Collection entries
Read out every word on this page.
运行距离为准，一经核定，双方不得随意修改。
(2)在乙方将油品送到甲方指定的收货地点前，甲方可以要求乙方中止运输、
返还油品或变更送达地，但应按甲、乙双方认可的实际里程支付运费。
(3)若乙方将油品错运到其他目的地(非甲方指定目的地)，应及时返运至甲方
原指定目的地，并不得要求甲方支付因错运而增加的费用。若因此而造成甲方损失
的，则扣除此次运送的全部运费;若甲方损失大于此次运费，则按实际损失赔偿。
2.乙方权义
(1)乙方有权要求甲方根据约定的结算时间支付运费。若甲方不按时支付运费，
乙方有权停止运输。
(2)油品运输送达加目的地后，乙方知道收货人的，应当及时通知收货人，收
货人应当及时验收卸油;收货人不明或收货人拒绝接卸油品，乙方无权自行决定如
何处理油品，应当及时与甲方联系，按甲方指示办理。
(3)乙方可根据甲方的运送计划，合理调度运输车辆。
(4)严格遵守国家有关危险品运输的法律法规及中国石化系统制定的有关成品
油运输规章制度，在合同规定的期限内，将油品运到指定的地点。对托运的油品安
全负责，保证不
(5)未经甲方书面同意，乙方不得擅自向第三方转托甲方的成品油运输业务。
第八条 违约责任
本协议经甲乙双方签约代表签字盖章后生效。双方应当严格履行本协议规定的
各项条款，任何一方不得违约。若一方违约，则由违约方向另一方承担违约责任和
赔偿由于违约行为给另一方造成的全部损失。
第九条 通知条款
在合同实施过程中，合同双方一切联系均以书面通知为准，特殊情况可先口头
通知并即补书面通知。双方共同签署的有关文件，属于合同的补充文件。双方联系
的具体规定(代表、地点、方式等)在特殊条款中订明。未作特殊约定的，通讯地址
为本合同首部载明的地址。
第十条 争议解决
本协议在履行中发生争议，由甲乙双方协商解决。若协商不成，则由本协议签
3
* * *
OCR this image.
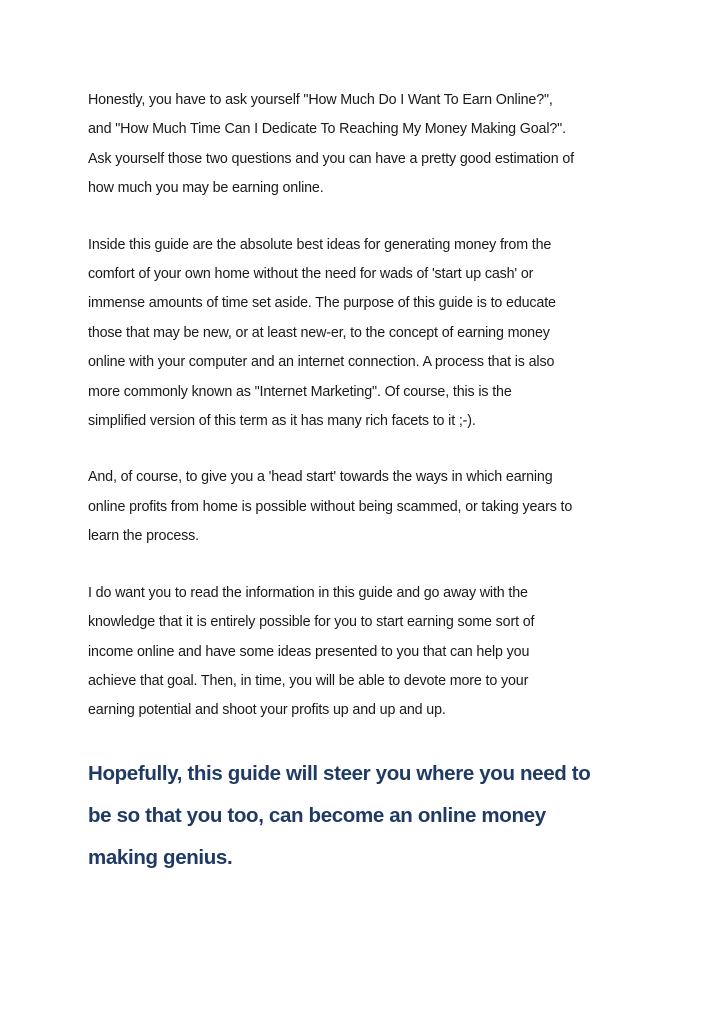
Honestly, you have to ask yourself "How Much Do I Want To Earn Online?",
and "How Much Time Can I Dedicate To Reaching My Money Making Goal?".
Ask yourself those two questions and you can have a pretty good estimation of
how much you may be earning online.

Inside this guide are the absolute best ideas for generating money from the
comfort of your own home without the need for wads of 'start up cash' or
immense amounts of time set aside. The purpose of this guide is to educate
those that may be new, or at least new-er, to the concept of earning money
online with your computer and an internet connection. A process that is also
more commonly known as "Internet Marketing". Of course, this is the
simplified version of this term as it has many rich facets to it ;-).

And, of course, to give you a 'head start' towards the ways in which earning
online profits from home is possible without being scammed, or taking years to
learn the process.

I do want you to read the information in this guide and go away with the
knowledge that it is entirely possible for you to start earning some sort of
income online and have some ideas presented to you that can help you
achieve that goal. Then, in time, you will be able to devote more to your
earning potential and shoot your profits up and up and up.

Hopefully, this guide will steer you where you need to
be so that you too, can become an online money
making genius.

• [Task to carry out]:
From the listing above, copy all lines holding the word "home".

• [Written response]:
comfort of your own home without the need for wads of 'start up cash' or
online profits from home is possible without being scammed, or taking years to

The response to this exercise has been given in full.